- INSTRUCTION: Take the material below and retype it in full; pictures are left out.

Dataset entries
┌──

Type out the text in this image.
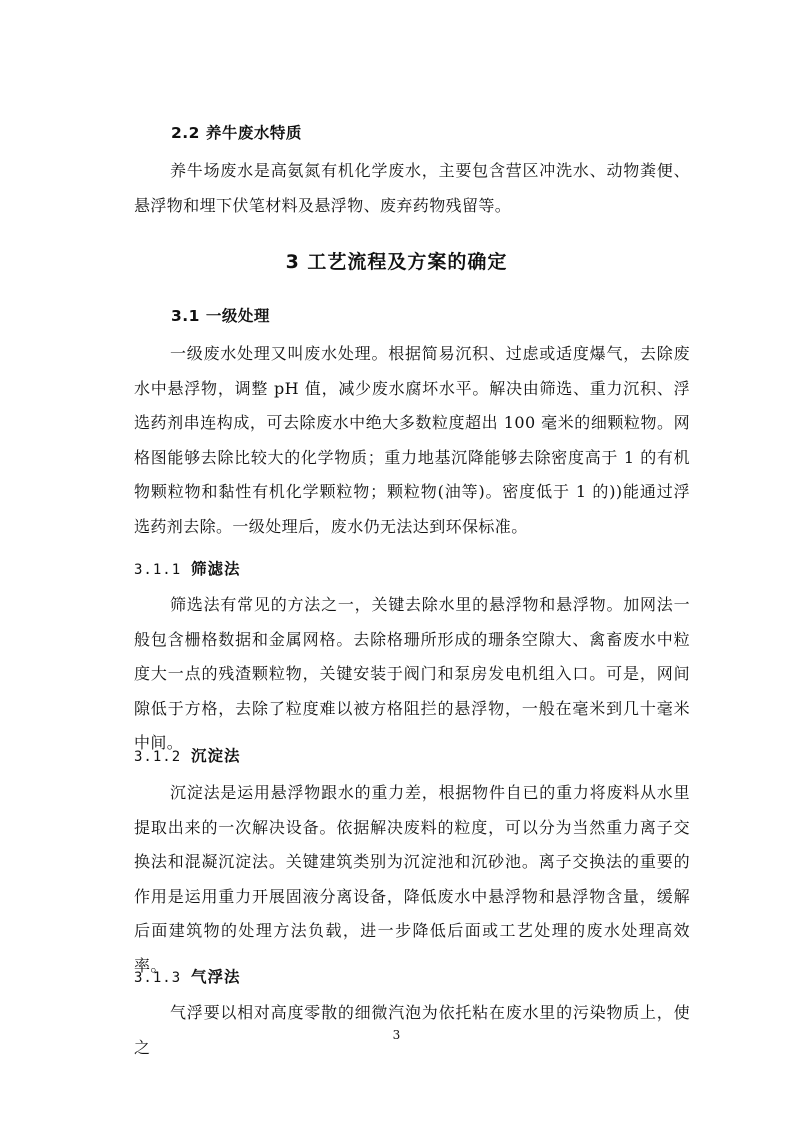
2.2 养牛废水特质

养牛场废水是高氨氮有机化学废水，主要包含营区冲洗水、动物粪便、悬浮物和埋下伏笔材料及悬浮物、废弃药物残留等。

3 工艺流程及方案的确定
3.1 一级处理

一级废水处理又叫废水处理。根据简易沉积、过虑或适度爆气，去除废水中悬浮物，调整 pH 值，减少废水腐坏水平。解决由筛选、重力沉积、浮选药剂串连构成，可去除废水中绝大多数粒度超出 100 毫米的细颗粒物。网格图能够去除比较大的化学物质；重力地基沉降能够去除密度高于 1 的有机物颗粒物和黏性有机化学颗粒物；颗粒物(油等)。密度低于 1 的))能通过浮选药剂去除。一级处理后，废水仍无法达到环保标准。

3.1.1 筛滤法

筛选法有常见的方法之一，关键去除水里的悬浮物和悬浮物。加网法一般包含栅格数据和金属网格。去除格珊所形成的珊条空隙大、禽畜废水中粒度大一点的残渣颗粒物，关键安装于阀门和泵房发电机组入口。可是，网间隙低于方格，去除了粒度难以被方格阻拦的悬浮物，一般在毫米到几十毫米中间。

3.1.2 沉淀法

沉淀法是运用悬浮物跟水的重力差，根据物件自已的重力将废料从水里提取出来的一次解决设备。依据解决废料的粒度，可以分为当然重力离子交换法和混凝沉淀法。关键建筑类别为沉淀池和沉砂池。离子交换法的重要的作用是运用重力开展固液分离设备，降低废水中悬浮物和悬浮物含量，缓解后面建筑物的处理方法负载，进一步降低后面或工艺处理的废水处理高效率。

3.1.3 气浮法

气浮要以相对高度零散的细微汽泡为依托粘在废水里的污染物质上，使之

3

└──

- RESULT OF THE EXERCISE:
Type out the text in this image.
2.2 养牛废水特质

养牛场废水是高氨氮有机化学废水，主要包含营区冲洗水、动物粪便、悬浮物和埋下伏笔材料及悬浮物、废弃药物残留等。

3 工艺流程及方案的确定
3.1 一级处理

一级废水处理又叫废水处理。根据简易沉积、过虑或适度爆气，去除废水中悬浮物，调整 pH 值，减少废水腐坏水平。解决由筛选、重力沉积、浮选药剂串连构成，可去除废水中绝大多数粒度超出 100 毫米的细颗粒物。网格图能够去除比较大的化学物质；重力地基沉降能够去除密度高于 1 的有机物颗粒物和黏性有机化学颗粒物；颗粒物(油等)。密度低于 1 的))能通过浮选药剂去除。一级处理后，废水仍无法达到环保标准。

3.1.1 筛滤法

筛选法有常见的方法之一，关键去除水里的悬浮物和悬浮物。加网法一般包含栅格数据和金属网格。去除格珊所形成的珊条空隙大、禽畜废水中粒度大一点的残渣颗粒物，关键安装于阀门和泵房发电机组入口。可是，网间隙低于方格，去除了粒度难以被方格阻拦的悬浮物，一般在毫米到几十毫米中间。

3.1.2 沉淀法

沉淀法是运用悬浮物跟水的重力差，根据物件自已的重力将废料从水里提取出来的一次解决设备。依据解决废料的粒度，可以分为当然重力离子交换法和混凝沉淀法。关键建筑类别为沉淀池和沉砂池。离子交换法的重要的作用是运用重力开展固液分离设备，降低废水中悬浮物和悬浮物含量，缓解后面建筑物的处理方法负载，进一步降低后面或工艺处理的废水处理高效率。

3.1.3 气浮法

气浮要以相对高度零散的细微汽泡为依托粘在废水里的污染物质上，使之

3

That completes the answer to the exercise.